What you need to do: Below are some records: retype them all exactly, but not the pictures.

Material to process:
-- Begin --
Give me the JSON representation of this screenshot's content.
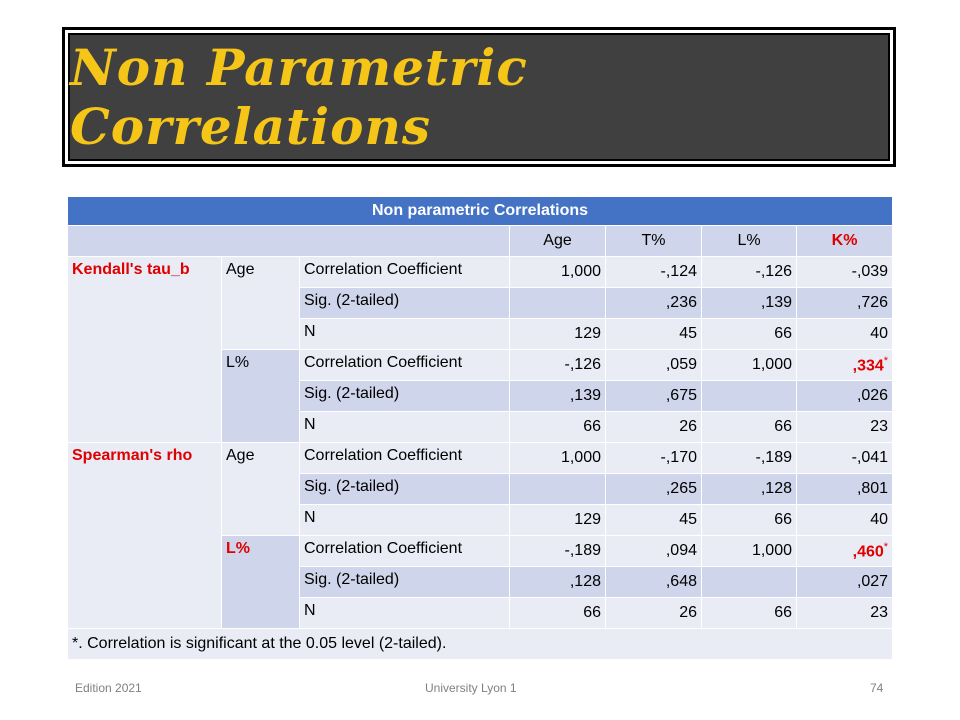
{
  "slide": {
    "title": "Non Parametric Correlations",
    "footer_left": "Edition 2021",
    "footer_center": "University Lyon 1",
    "footer_right": "74"
  },
  "table": {
    "caption": "Non parametric Correlations",
    "columns": [
      "Age",
      "T%",
      "L%",
      "K%"
    ],
    "groups": [
      {
        "method": "Kendall's tau_b",
        "vars": [
          {
            "name": "Age",
            "rows": [
              {
                "stat": "Correlation Coefficient",
                "values": [
                  "1,000",
                  "-,124",
                  "-,126",
                  "-,039"
                ]
              },
              {
                "stat": "Sig. (2-tailed)",
                "values": [
                  "",
                  ",236",
                  ",139",
                  ",726"
                ]
              },
              {
                "stat": "N",
                "values": [
                  "129",
                  "45",
                  "66",
                  "40"
                ]
              }
            ]
          },
          {
            "name": "L%",
            "rows": [
              {
                "stat": "Correlation Coefficient",
                "values": [
                  "-,126",
                  ",059",
                  "1,000",
                  ",334"
                ],
                "sig_mark": "*"
              },
              {
                "stat": "Sig. (2-tailed)",
                "values": [
                  ",139",
                  ",675",
                  "",
                  ",026"
                ]
              },
              {
                "stat": "N",
                "values": [
                  "66",
                  "26",
                  "66",
                  "23"
                ]
              }
            ]
          }
        ]
      },
      {
        "method": "Spearman's rho",
        "vars": [
          {
            "name": "Age",
            "rows": [
              {
                "stat": "Correlation Coefficient",
                "values": [
                  "1,000",
                  "-,170",
                  "-,189",
                  "-,041"
                ]
              },
              {
                "stat": "Sig. (2-tailed)",
                "values": [
                  "",
                  ",265",
                  ",128",
                  ",801"
                ]
              },
              {
                "stat": "N",
                "values": [
                  "129",
                  "45",
                  "66",
                  "40"
                ]
              }
            ]
          },
          {
            "name": "L%",
            "rows": [
              {
                "stat": "Correlation Coefficient",
                "values": [
                  "-,189",
                  ",094",
                  "1,000",
                  ",460"
                ],
                "sig_mark": "*"
              },
              {
                "stat": "Sig. (2-tailed)",
                "values": [
                  ",128",
                  ",648",
                  "",
                  ",027"
                ]
              },
              {
                "stat": "N",
                "values": [
                  "66",
                  "26",
                  "66",
                  "23"
                ]
              }
            ]
          }
        ]
      }
    ],
    "footnote": "*. Correlation is significant at the 0.05 level (2-tailed)."
  },
  "colors": {
    "title_text": "#f5c518",
    "title_bg": "#404040",
    "header_bg": "#4472c4",
    "highlight": "#e00000"
  }
}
-- End --
Output of the task:
Give me the JSON representation of this screenshot's content.
{
  "slide": {
    "title": "Non Parametric Correlations",
    "footer_left": "Edition 2021",
    "footer_center": "University Lyon 1",
    "footer_right": "74"
  },
  "table": {
    "caption": "Non parametric Correlations",
    "columns": [
      "Age",
      "T%",
      "L%",
      "K%"
    ],
    "groups": [
      {
        "method": "Kendall's tau_b",
        "vars": [
          {
            "name": "Age",
            "rows": [
              {
                "stat": "Correlation Coefficient",
                "values": [
                  "1,000",
                  "-,124",
                  "-,126",
                  "-,039"
                ]
              },
              {
                "stat": "Sig. (2-tailed)",
                "values": [
                  "",
                  ",236",
                  ",139",
                  ",726"
                ]
              },
              {
                "stat": "N",
                "values": [
                  "129",
                  "45",
                  "66",
                  "40"
                ]
              }
            ]
          },
          {
            "name": "L%",
            "rows": [
              {
                "stat": "Correlation Coefficient",
                "values": [
                  "-,126",
                  ",059",
                  "1,000",
                  ",334"
                ],
                "sig_mark": "*"
              },
              {
                "stat": "Sig. (2-tailed)",
                "values": [
                  ",139",
                  ",675",
                  "",
                  ",026"
                ]
              },
              {
                "stat": "N",
                "values": [
                  "66",
                  "26",
                  "66",
                  "23"
                ]
              }
            ]
          }
        ]
      },
      {
        "method": "Spearman's rho",
        "vars": [
          {
            "name": "Age",
            "rows": [
              {
                "stat": "Correlation Coefficient",
                "values": [
                  "1,000",
                  "-,170",
                  "-,189",
                  "-,041"
                ]
              },
              {
                "stat": "Sig. (2-tailed)",
                "values": [
                  "",
                  ",265",
                  ",128",
                  ",801"
                ]
              },
              {
                "stat": "N",
                "values": [
                  "129",
                  "45",
                  "66",
                  "40"
                ]
              }
            ]
          },
          {
            "name": "L%",
            "rows": [
              {
                "stat": "Correlation Coefficient",
                "values": [
                  "-,189",
                  ",094",
                  "1,000",
                  ",460"
                ],
                "sig_mark": "*"
              },
              {
                "stat": "Sig. (2-tailed)",
                "values": [
                  ",128",
                  ",648",
                  "",
                  ",027"
                ]
              },
              {
                "stat": "N",
                "values": [
                  "66",
                  "26",
                  "66",
                  "23"
                ]
              }
            ]
          }
        ]
      }
    ],
    "footnote": "*. Correlation is significant at the 0.05 level (2-tailed)."
  },
  "colors": {
    "title_text": "#f5c518",
    "title_bg": "#404040",
    "header_bg": "#4472c4",
    "highlight": "#e00000"
  }
}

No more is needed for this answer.